> Objective
Check each line of the data for "Numeracy" and select those that have it.

Records that describe figures:
===============

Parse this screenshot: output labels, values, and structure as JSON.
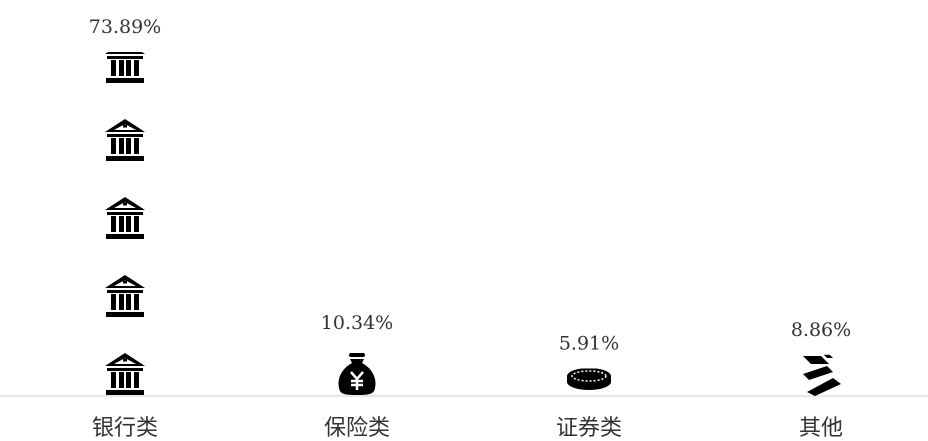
{
  "chart_data": {
    "type": "pictorialBar",
    "categories": [
      "银行类",
      "保险类",
      "证券类",
      "其他"
    ],
    "values": [
      73.89,
      10.34,
      5.91,
      8.86
    ],
    "value_labels": [
      "73.89%",
      "10.34%",
      "5.91%",
      "8.86%"
    ],
    "color": "#000000"
  }
}
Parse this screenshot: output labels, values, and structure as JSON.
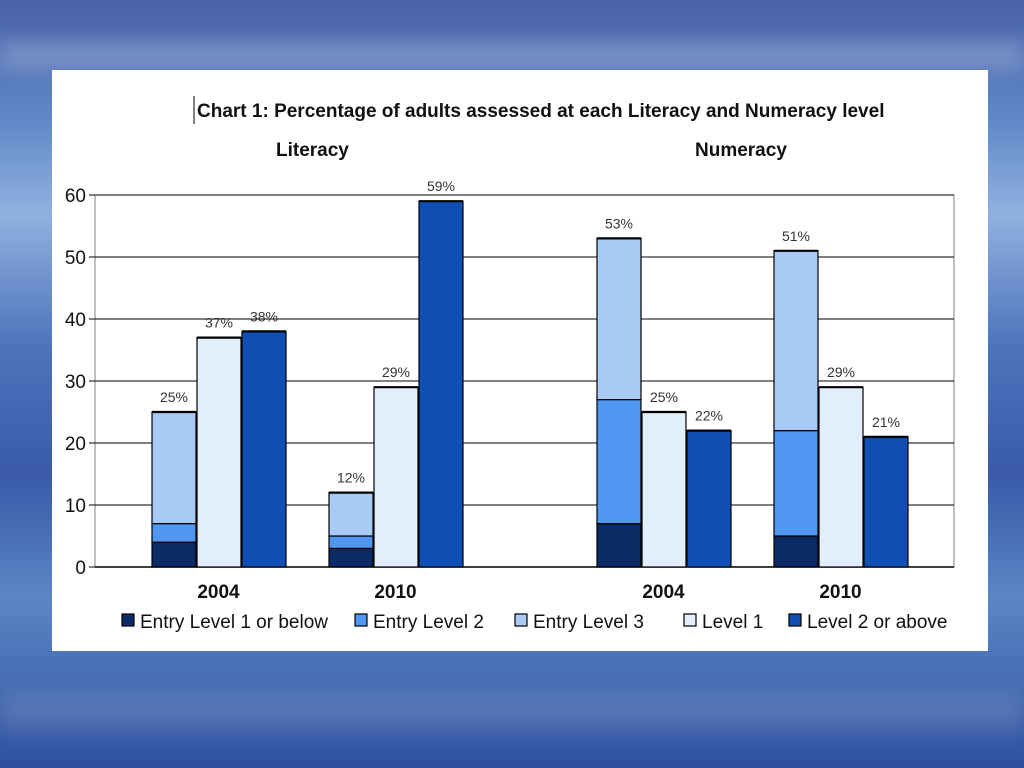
{
  "chart_data": {
    "type": "bar",
    "stacked": true,
    "title": "Chart 1: Percentage of adults assessed at each Literacy and Numeracy level",
    "panels": [
      "Literacy",
      "Numeracy"
    ],
    "ylim": [
      0,
      60
    ],
    "yticks": [
      0,
      10,
      20,
      30,
      40,
      50,
      60
    ],
    "grid": true,
    "legend_position": "bottom",
    "series": [
      {
        "name": "Entry Level 1 or below",
        "color": "#0b2a66"
      },
      {
        "name": "Entry Level 2",
        "color": "#4f97f0"
      },
      {
        "name": "Entry Level 3",
        "color": "#a8cbf5"
      },
      {
        "name": "Level 1",
        "color": "#e3eefc"
      },
      {
        "name": "Level 2 or above",
        "color": "#0f4fb4"
      }
    ],
    "groups": [
      {
        "panel": "Literacy",
        "category": "2004",
        "bars": [
          {
            "segments": {
              "Entry Level 1 or below": 4,
              "Entry Level 2": 3,
              "Entry Level 3": 18
            },
            "label": "25%"
          },
          {
            "segments": {
              "Level 1": 37
            },
            "label": "37%"
          },
          {
            "segments": {
              "Level 2 or above": 38
            },
            "label": "38%"
          }
        ]
      },
      {
        "panel": "Literacy",
        "category": "2010",
        "bars": [
          {
            "segments": {
              "Entry Level 1 or below": 3,
              "Entry Level 2": 2,
              "Entry Level 3": 7
            },
            "label": "12%"
          },
          {
            "segments": {
              "Level 1": 29
            },
            "label": "29%"
          },
          {
            "segments": {
              "Level 2 or above": 59
            },
            "label": "59%"
          }
        ]
      },
      {
        "panel": "Numeracy",
        "category": "2004",
        "bars": [
          {
            "segments": {
              "Entry Level 1 or below": 7,
              "Entry Level 2": 20,
              "Entry Level 3": 26
            },
            "label": "53%"
          },
          {
            "segments": {
              "Level 1": 25
            },
            "label": "25%"
          },
          {
            "segments": {
              "Level 2 or above": 22
            },
            "label": "22%"
          }
        ]
      },
      {
        "panel": "Numeracy",
        "category": "2010",
        "bars": [
          {
            "segments": {
              "Entry Level 1 or below": 5,
              "Entry Level 2": 17,
              "Entry Level 3": 29
            },
            "label": "51%"
          },
          {
            "segments": {
              "Level 1": 29
            },
            "label": "29%"
          },
          {
            "segments": {
              "Level 2 or above": 21
            },
            "label": "21%"
          }
        ]
      }
    ]
  }
}
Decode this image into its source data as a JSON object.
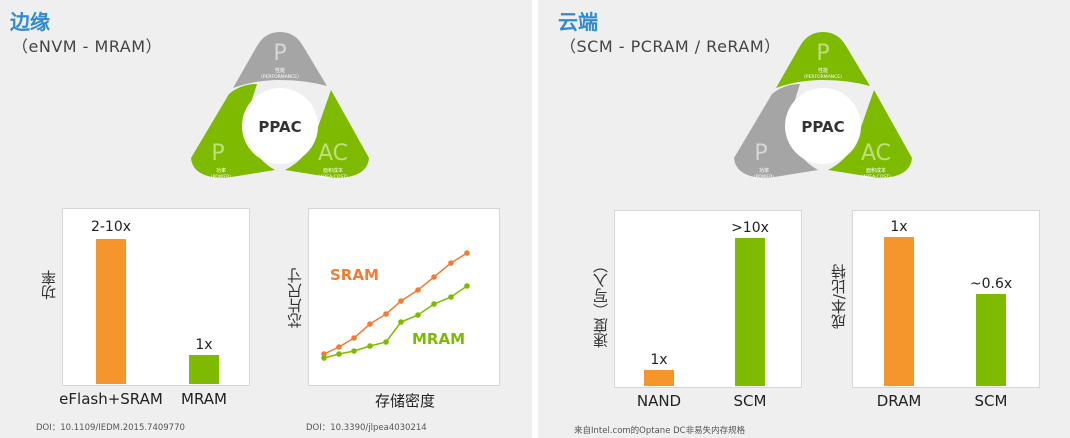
{
  "left": {
    "heading": "边缘",
    "subtitle": "（eNVM - MRAM）",
    "ppac": {
      "center": "PPAC",
      "top": {
        "letter": "P",
        "cn": "性能",
        "en": "(PERFORMANCE)"
      },
      "left": {
        "letter": "P",
        "cn": "功率",
        "en": "(POWER)"
      },
      "right": {
        "letter": "AC",
        "cn": "面积成本",
        "en": "(AREA-COST)"
      }
    },
    "power_chart": {
      "ylabel": "功率",
      "categories": [
        "eFlash+SRAM",
        "MRAM"
      ],
      "labels": [
        "2-10x",
        "1x"
      ]
    },
    "density_chart": {
      "ylabel": "芯片尺寸",
      "xlabel": "存储密度",
      "sram_label": "SRAM",
      "mram_label": "MRAM"
    },
    "doi1": "DOI：10.1109/IEDM.2015.7409770",
    "doi2": "DOI：10.3390/jlpea4030214"
  },
  "right": {
    "heading": "云端",
    "subtitle": "（SCM - PCRAM / ReRAM）",
    "ppac": {
      "center": "PPAC",
      "top": {
        "letter": "P",
        "cn": "性能",
        "en": "(PERFORMANCE)"
      },
      "left": {
        "letter": "P",
        "cn": "功率",
        "en": "(POWER)"
      },
      "right": {
        "letter": "AC",
        "cn": "面积成本",
        "en": "(AREA-COST)"
      }
    },
    "speed_chart": {
      "ylabel": "速度（写入）",
      "categories": [
        "NAND",
        "SCM"
      ],
      "labels": [
        "1x",
        ">10x"
      ]
    },
    "cost_chart": {
      "ylabel": "成本/比特",
      "categories": [
        "DRAM",
        "SCM"
      ],
      "labels": [
        "1x",
        "~0.6x"
      ]
    },
    "source": "来自Intel.com的Optane  DC非易失内存规格"
  },
  "colors": {
    "orange": "#f5962d",
    "green": "#7dba00",
    "gray": "#a5a5a5",
    "title": "#2f8bd0"
  },
  "chart_data": [
    {
      "type": "bar",
      "ylabel": "功率",
      "categories": [
        "eFlash+SRAM",
        "MRAM"
      ],
      "values": [
        10,
        1
      ]
    },
    {
      "type": "line",
      "ylabel": "芯片尺寸",
      "xlabel": "存储密度",
      "series": [
        {
          "name": "SRAM"
        },
        {
          "name": "MRAM"
        }
      ]
    },
    {
      "type": "bar",
      "ylabel": "速度（写入）",
      "categories": [
        "NAND",
        "SCM"
      ],
      "values": [
        1,
        10
      ]
    },
    {
      "type": "bar",
      "ylabel": "成本/比特",
      "categories": [
        "DRAM",
        "SCM"
      ],
      "values": [
        1,
        0.6
      ]
    }
  ]
}
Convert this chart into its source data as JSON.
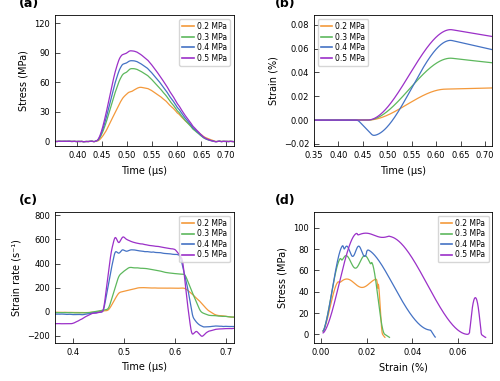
{
  "colors": {
    "0.2 MPa": "#F4993B",
    "0.3 MPa": "#5DB85D",
    "0.4 MPa": "#4472C4",
    "0.5 MPa": "#9B30C8"
  },
  "legend_labels": [
    "0.2 MPa",
    "0.3 MPa",
    "0.4 MPa",
    "0.5 MPa"
  ],
  "panel_labels": [
    "(a)",
    "(b)",
    "(c)",
    "(d)"
  ],
  "subplot_a": {
    "xlabel": "Time (μs)",
    "ylabel": "Stress (MPa)",
    "xlim": [
      0.355,
      0.715
    ],
    "ylim": [
      -5,
      128
    ],
    "xticks": [
      0.4,
      0.45,
      0.5,
      0.55,
      0.6,
      0.65,
      0.7
    ],
    "yticks": [
      0,
      30,
      60,
      90,
      120
    ]
  },
  "subplot_b": {
    "xlabel": "Time (μs)",
    "ylabel": "Strain (%)",
    "xlim": [
      0.35,
      0.715
    ],
    "ylim": [
      -0.022,
      0.088
    ],
    "xticks": [
      0.35,
      0.4,
      0.45,
      0.5,
      0.55,
      0.6,
      0.65,
      0.7
    ],
    "yticks": [
      -0.02,
      0.0,
      0.02,
      0.04,
      0.06,
      0.08
    ]
  },
  "subplot_c": {
    "xlabel": "Time (μs)",
    "ylabel": "Strain rate (s⁻¹)",
    "xlim": [
      0.365,
      0.715
    ],
    "ylim": [
      -260,
      830
    ],
    "xticks": [
      0.4,
      0.5,
      0.6,
      0.7
    ],
    "yticks": [
      -200,
      0,
      200,
      400,
      600,
      800
    ]
  },
  "subplot_d": {
    "xlabel": "Strain (%)",
    "ylabel": "Stress (MPa)",
    "xlim": [
      -0.003,
      0.075
    ],
    "ylim": [
      -8,
      115
    ],
    "xticks": [
      0.0,
      0.02,
      0.04,
      0.06
    ],
    "yticks": [
      0,
      20,
      40,
      60,
      80,
      100
    ]
  }
}
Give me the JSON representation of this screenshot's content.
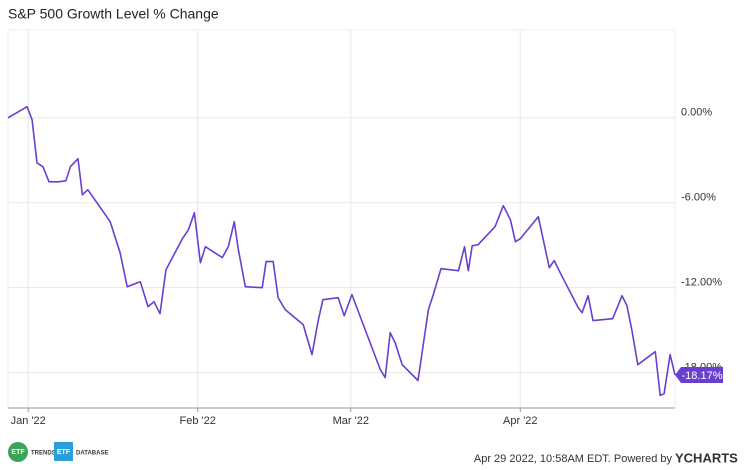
{
  "chart_data": {
    "type": "line",
    "title": "S&P 500 Growth Level % Change",
    "x": [
      -3.7,
      -0.2,
      0.7,
      1.6,
      2.7,
      3.8,
      5.5,
      6.9,
      7.7,
      9.1,
      9.9,
      10.9,
      15.0,
      16.8,
      18.1,
      20.5,
      21.9,
      23.0,
      24.1,
      25.2,
      28.2,
      29.3,
      30.4,
      31.5,
      32.4,
      35.5,
      36.6,
      37.7,
      38.4,
      39.7,
      42.8,
      43.5,
      44.8,
      45.7,
      47.0,
      50.3,
      51.9,
      53.0,
      53.9,
      56.7,
      57.8,
      59.2,
      64.4,
      65.3,
      66.2,
      67.1,
      68.4,
      71.3,
      73.2,
      74.1,
      75.5,
      78.7,
      79.8,
      80.5,
      81.2,
      82.3,
      85.4,
      86.9,
      88.2,
      89.1,
      90.0,
      93.3,
      95.3,
      96.2,
      97.3,
      100.6,
      101.3,
      102.4,
      103.3,
      106.9,
      108.6,
      109.5,
      110.4,
      111.5,
      114.7,
      115.6,
      116.3,
      117.4,
      118.3
    ],
    "series": [
      {
        "color": "#6a3fd0",
        "values": [
          0,
          0.78,
          -0.14,
          -3.18,
          -3.46,
          -4.52,
          -4.52,
          -4.45,
          -3.46,
          -2.89,
          -5.44,
          -5.08,
          -7.34,
          -9.53,
          -11.93,
          -11.58,
          -13.34,
          -12.99,
          -13.84,
          -10.73,
          -8.54,
          -7.91,
          -6.71,
          -10.24,
          -9.11,
          -9.88,
          -9.11,
          -7.34,
          -9.25,
          -11.93,
          -12.0,
          -10.16,
          -10.16,
          -12.71,
          -13.55,
          -14.61,
          -16.73,
          -14.4,
          -12.85,
          -12.71,
          -13.98,
          -12.49,
          -17.79,
          -18.35,
          -15.18,
          -15.88,
          -17.44,
          -18.56,
          -13.55,
          -12.49,
          -10.66,
          -10.8,
          -9.11,
          -10.8,
          -9.04,
          -8.96,
          -7.69,
          -6.21,
          -7.2,
          -8.75,
          -8.54,
          -6.99,
          -10.59,
          -10.09,
          -10.94,
          -13.41,
          -13.77,
          -12.57,
          -14.33,
          -14.19,
          -12.57,
          -13.27,
          -14.97,
          -17.44,
          -16.52,
          -19.62,
          -19.48,
          -16.73,
          -18.17
        ]
      }
    ],
    "end_label": {
      "value": -18.17,
      "label": "-18.17%"
    },
    "xlim": [
      -3.7,
      118.3
    ],
    "xticks": [
      {
        "value": 0,
        "label": "Jan '22"
      },
      {
        "value": 31,
        "label": "Feb '22"
      },
      {
        "value": 59,
        "label": "Mar '22"
      },
      {
        "value": 90,
        "label": "Apr '22"
      }
    ],
    "ylim": [
      -20.5,
      6.2
    ],
    "yticks": [
      {
        "value": 0,
        "label": "0.00%"
      },
      {
        "value": -6,
        "label": "-6.00%"
      },
      {
        "value": -12,
        "label": "-12.00%"
      },
      {
        "value": -18,
        "label": "-18.00%"
      }
    ],
    "grid": true
  },
  "footer": {
    "logo1_mark": "ETF",
    "logo1_text": "TRENDS",
    "logo2_mark": "ETF",
    "logo2_text": "DATABASE",
    "timestamp": "Apr 29 2022, 10:58AM EDT. Powered by",
    "brand": "YCHARTS"
  }
}
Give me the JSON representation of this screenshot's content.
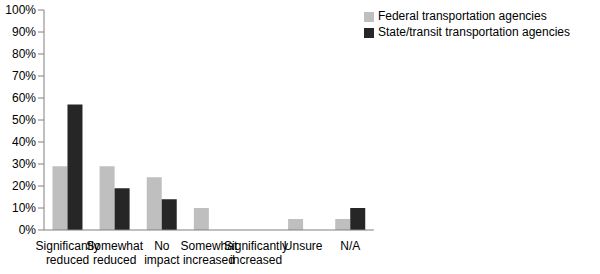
{
  "chart_data": {
    "type": "bar",
    "categories": [
      "Significantly reduced",
      "Somewhat reduced",
      "No impact",
      "Somewhat increased",
      "Significantly increased",
      "Unsure",
      "N/A"
    ],
    "series": [
      {
        "name": "Federal transportation agencies",
        "color": "#bfbfbf",
        "values": [
          29,
          29,
          24,
          10,
          0,
          5,
          5
        ]
      },
      {
        "name": "State/transit transportation agencies",
        "color": "#262626",
        "values": [
          57,
          19,
          14,
          0,
          0,
          0,
          10
        ]
      }
    ],
    "ylim": [
      0,
      100
    ],
    "yticks": [
      {
        "value": 0,
        "label": "0%"
      },
      {
        "value": 10,
        "label": "10%"
      },
      {
        "value": 20,
        "label": "20%"
      },
      {
        "value": 30,
        "label": "30%"
      },
      {
        "value": 40,
        "label": "40%"
      },
      {
        "value": 50,
        "label": "50%"
      },
      {
        "value": 60,
        "label": "60%"
      },
      {
        "value": 70,
        "label": "70%"
      },
      {
        "value": 80,
        "label": "80%"
      },
      {
        "value": 90,
        "label": "90%"
      },
      {
        "value": 100,
        "label": "100%"
      }
    ],
    "grid": false,
    "legend": "upper right"
  }
}
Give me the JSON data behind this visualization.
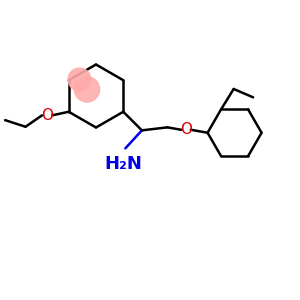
{
  "background": "#ffffff",
  "bond_color": "#000000",
  "amine_color": "#0000ee",
  "oxygen_color": "#dd0000",
  "aromatic_circle_color": "#ffaaaa",
  "bond_width": 1.8,
  "figsize": [
    3.0,
    3.0
  ],
  "dpi": 100,
  "xlim": [
    0,
    10
  ],
  "ylim": [
    0,
    10
  ]
}
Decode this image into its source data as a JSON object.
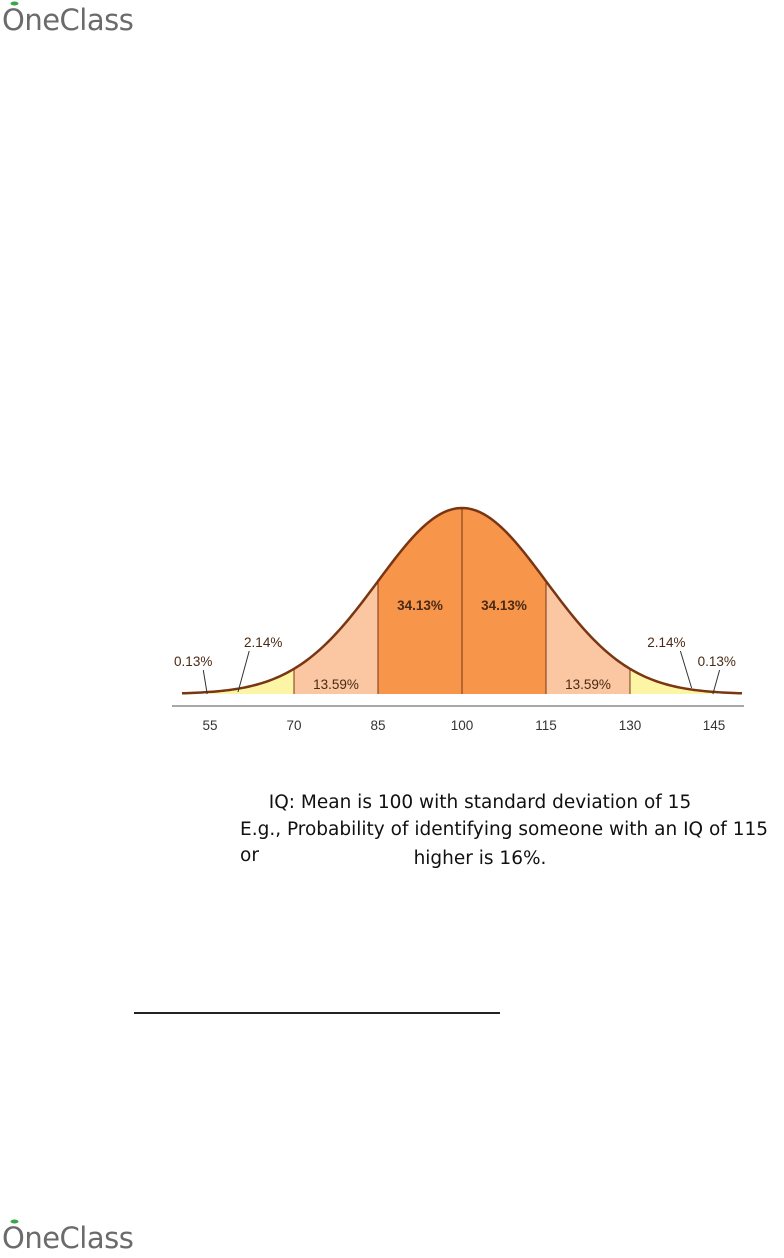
{
  "brand": {
    "name": "OneClass"
  },
  "chart_data": {
    "type": "area",
    "title": "",
    "xlabel": "",
    "ylabel": "",
    "x_ticks": [
      55,
      70,
      85,
      100,
      115,
      130,
      145
    ],
    "mean": 100,
    "sd": 15,
    "regions": [
      {
        "from": 55,
        "to": 70,
        "label": "2.14%",
        "color": "#fdf5a6"
      },
      {
        "from": 70,
        "to": 85,
        "label": "13.59%",
        "color": "#fbc7a2"
      },
      {
        "from": 85,
        "to": 100,
        "label": "34.13%",
        "color": "#f7954a"
      },
      {
        "from": 100,
        "to": 115,
        "label": "34.13%",
        "color": "#f7954a"
      },
      {
        "from": 115,
        "to": 130,
        "label": "13.59%",
        "color": "#fbc7a2"
      },
      {
        "from": 130,
        "to": 145,
        "label": "2.14%",
        "color": "#fdf5a6"
      }
    ],
    "tail_labels": {
      "left": "0.13%",
      "right": "0.13%"
    },
    "grid": false,
    "curve_color": "#7a3512"
  },
  "caption": {
    "line1": "IQ: Mean is 100 with standard deviation of 15",
    "line2": "E.g., Probability of identifying someone with an IQ of 115 or",
    "line3": "higher is 16%."
  }
}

===============

> Exercise result
    "title": "Chart 1: Percentage of adults assessed at each Literacy and Numeracy level",
      "Numeracy"
        "panel": "Numeracy",
        "panel": "Numeracy",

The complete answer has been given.